(Stored dataset items)

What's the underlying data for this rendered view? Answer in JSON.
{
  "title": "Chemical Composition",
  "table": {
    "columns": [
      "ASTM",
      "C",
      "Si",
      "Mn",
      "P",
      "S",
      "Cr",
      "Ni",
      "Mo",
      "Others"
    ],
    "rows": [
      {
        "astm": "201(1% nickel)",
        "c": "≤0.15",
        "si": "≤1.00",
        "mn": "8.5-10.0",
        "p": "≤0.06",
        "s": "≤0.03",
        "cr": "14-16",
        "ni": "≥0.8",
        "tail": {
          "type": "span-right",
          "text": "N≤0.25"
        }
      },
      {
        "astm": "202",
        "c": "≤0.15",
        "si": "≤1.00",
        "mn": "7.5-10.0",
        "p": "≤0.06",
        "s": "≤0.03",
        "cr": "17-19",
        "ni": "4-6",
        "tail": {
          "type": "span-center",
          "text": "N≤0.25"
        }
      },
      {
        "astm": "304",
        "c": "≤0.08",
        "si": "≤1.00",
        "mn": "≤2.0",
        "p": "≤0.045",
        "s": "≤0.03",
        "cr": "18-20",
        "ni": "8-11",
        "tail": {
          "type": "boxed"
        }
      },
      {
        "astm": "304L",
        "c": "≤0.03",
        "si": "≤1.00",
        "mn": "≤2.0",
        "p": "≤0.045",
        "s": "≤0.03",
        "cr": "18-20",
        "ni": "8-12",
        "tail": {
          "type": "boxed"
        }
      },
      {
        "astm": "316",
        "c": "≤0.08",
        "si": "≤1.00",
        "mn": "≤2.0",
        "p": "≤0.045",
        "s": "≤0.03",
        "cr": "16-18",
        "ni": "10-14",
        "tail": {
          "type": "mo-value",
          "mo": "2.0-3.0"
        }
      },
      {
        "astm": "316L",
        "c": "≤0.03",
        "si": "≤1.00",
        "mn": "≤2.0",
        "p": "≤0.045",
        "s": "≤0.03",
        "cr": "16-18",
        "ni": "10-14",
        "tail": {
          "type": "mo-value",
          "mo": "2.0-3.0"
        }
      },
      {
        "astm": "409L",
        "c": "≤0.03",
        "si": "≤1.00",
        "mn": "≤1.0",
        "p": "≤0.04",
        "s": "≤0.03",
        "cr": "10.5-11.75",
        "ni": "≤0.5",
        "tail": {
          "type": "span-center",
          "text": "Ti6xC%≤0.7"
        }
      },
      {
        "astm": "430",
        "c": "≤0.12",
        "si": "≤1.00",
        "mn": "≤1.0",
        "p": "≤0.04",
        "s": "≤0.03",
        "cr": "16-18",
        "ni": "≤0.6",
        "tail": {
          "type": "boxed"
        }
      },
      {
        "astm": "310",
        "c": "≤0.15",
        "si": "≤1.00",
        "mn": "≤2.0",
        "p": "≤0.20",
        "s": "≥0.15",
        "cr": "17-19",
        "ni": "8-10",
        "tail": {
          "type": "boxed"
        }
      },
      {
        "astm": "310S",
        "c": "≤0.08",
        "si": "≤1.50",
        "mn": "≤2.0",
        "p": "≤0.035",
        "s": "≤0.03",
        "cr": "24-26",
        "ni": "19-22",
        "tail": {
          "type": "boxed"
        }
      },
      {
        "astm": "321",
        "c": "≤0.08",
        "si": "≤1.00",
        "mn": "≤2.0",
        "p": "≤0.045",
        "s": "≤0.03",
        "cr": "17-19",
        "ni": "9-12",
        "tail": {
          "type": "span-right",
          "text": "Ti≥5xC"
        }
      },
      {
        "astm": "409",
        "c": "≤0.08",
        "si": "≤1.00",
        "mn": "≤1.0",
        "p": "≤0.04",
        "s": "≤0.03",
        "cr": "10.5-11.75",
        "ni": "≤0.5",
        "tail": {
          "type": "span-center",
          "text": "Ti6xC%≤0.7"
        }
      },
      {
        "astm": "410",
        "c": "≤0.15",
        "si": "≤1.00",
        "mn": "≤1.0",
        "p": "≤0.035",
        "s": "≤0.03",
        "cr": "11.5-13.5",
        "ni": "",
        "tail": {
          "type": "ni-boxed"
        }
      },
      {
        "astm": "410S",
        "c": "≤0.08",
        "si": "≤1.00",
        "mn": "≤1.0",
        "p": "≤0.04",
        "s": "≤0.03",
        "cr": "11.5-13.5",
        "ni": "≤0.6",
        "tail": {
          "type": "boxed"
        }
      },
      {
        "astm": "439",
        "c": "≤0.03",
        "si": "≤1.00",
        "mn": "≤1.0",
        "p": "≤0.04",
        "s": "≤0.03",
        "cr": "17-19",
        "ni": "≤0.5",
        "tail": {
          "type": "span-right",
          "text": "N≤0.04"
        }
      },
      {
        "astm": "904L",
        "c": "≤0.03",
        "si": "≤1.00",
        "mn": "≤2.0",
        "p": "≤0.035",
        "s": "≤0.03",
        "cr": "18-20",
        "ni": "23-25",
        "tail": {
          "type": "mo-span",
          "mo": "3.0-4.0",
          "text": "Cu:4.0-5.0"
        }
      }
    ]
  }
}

- _Your objective_: The listing above must be transcribed exactly, line by line.

- _Answer to this exercise_:
What's the underlying data for this rendered view? Answer in JSON.
{
  "title": "Chemical Composition",
  "table": {
    "columns": [
      "ASTM",
      "C",
      "Si",
      "Mn",
      "P",
      "S",
      "Cr",
      "Ni",
      "Mo",
      "Others"
    ],
    "rows": [
      {
        "astm": "201(1% nickel)",
        "c": "≤0.15",
        "si": "≤1.00",
        "mn": "8.5-10.0",
        "p": "≤0.06",
        "s": "≤0.03",
        "cr": "14-16",
        "ni": "≥0.8",
        "tail": {
          "type": "span-right",
          "text": "N≤0.25"
        }
      },
      {
        "astm": "202",
        "c": "≤0.15",
        "si": "≤1.00",
        "mn": "7.5-10.0",
        "p": "≤0.06",
        "s": "≤0.03",
        "cr": "17-19",
        "ni": "4-6",
        "tail": {
          "type": "span-center",
          "text": "N≤0.25"
        }
      },
      {
        "astm": "304",
        "c": "≤0.08",
        "si": "≤1.00",
        "mn": "≤2.0",
        "p": "≤0.045",
        "s": "≤0.03",
        "cr": "18-20",
        "ni": "8-11",
        "tail": {
          "type": "boxed"
        }
      },
      {
        "astm": "304L",
        "c": "≤0.03",
        "si": "≤1.00",
        "mn": "≤2.0",
        "p": "≤0.045",
        "s": "≤0.03",
        "cr": "18-20",
        "ni": "8-12",
        "tail": {
          "type": "boxed"
        }
      },
      {
        "astm": "316",
        "c": "≤0.08",
        "si": "≤1.00",
        "mn": "≤2.0",
        "p": "≤0.045",
        "s": "≤0.03",
        "cr": "16-18",
        "ni": "10-14",
        "tail": {
          "type": "mo-value",
          "mo": "2.0-3.0"
        }
      },
      {
        "astm": "316L",
        "c": "≤0.03",
        "si": "≤1.00",
        "mn": "≤2.0",
        "p": "≤0.045",
        "s": "≤0.03",
        "cr": "16-18",
        "ni": "10-14",
        "tail": {
          "type": "mo-value",
          "mo": "2.0-3.0"
        }
      },
      {
        "astm": "409L",
        "c": "≤0.03",
        "si": "≤1.00",
        "mn": "≤1.0",
        "p": "≤0.04",
        "s": "≤0.03",
        "cr": "10.5-11.75",
        "ni": "≤0.5",
        "tail": {
          "type": "span-center",
          "text": "Ti6xC%≤0.7"
        }
      },
      {
        "astm": "430",
        "c": "≤0.12",
        "si": "≤1.00",
        "mn": "≤1.0",
        "p": "≤0.04",
        "s": "≤0.03",
        "cr": "16-18",
        "ni": "≤0.6",
        "tail": {
          "type": "boxed"
        }
      },
      {
        "astm": "310",
        "c": "≤0.15",
        "si": "≤1.00",
        "mn": "≤2.0",
        "p": "≤0.20",
        "s": "≥0.15",
        "cr": "17-19",
        "ni": "8-10",
        "tail": {
          "type": "boxed"
        }
      },
      {
        "astm": "310S",
        "c": "≤0.08",
        "si": "≤1.50",
        "mn": "≤2.0",
        "p": "≤0.035",
        "s": "≤0.03",
        "cr": "24-26",
        "ni": "19-22",
        "tail": {
          "type": "boxed"
        }
      },
      {
        "astm": "321",
        "c": "≤0.08",
        "si": "≤1.00",
        "mn": "≤2.0",
        "p": "≤0.045",
        "s": "≤0.03",
        "cr": "17-19",
        "ni": "9-12",
        "tail": {
          "type": "span-right",
          "text": "Ti≥5xC"
        }
      },
      {
        "astm": "409",
        "c": "≤0.08",
        "si": "≤1.00",
        "mn": "≤1.0",
        "p": "≤0.04",
        "s": "≤0.03",
        "cr": "10.5-11.75",
        "ni": "≤0.5",
        "tail": {
          "type": "span-center",
          "text": "Ti6xC%≤0.7"
        }
      },
      {
        "astm": "410",
        "c": "≤0.15",
        "si": "≤1.00",
        "mn": "≤1.0",
        "p": "≤0.035",
        "s": "≤0.03",
        "cr": "11.5-13.5",
        "ni": "",
        "tail": {
          "type": "ni-boxed"
        }
      },
      {
        "astm": "410S",
        "c": "≤0.08",
        "si": "≤1.00",
        "mn": "≤1.0",
        "p": "≤0.04",
        "s": "≤0.03",
        "cr": "11.5-13.5",
        "ni": "≤0.6",
        "tail": {
          "type": "boxed"
        }
      },
      {
        "astm": "439",
        "c": "≤0.03",
        "si": "≤1.00",
        "mn": "≤1.0",
        "p": "≤0.04",
        "s": "≤0.03",
        "cr": "17-19",
        "ni": "≤0.5",
        "tail": {
          "type": "span-right",
          "text": "N≤0.04"
        }
      },
      {
        "astm": "904L",
        "c": "≤0.03",
        "si": "≤1.00",
        "mn": "≤2.0",
        "p": "≤0.035",
        "s": "≤0.03",
        "cr": "18-20",
        "ni": "23-25",
        "tail": {
          "type": "mo-span",
          "mo": "3.0-4.0",
          "text": "Cu:4.0-5.0"
        }
      }
    ]
  }
}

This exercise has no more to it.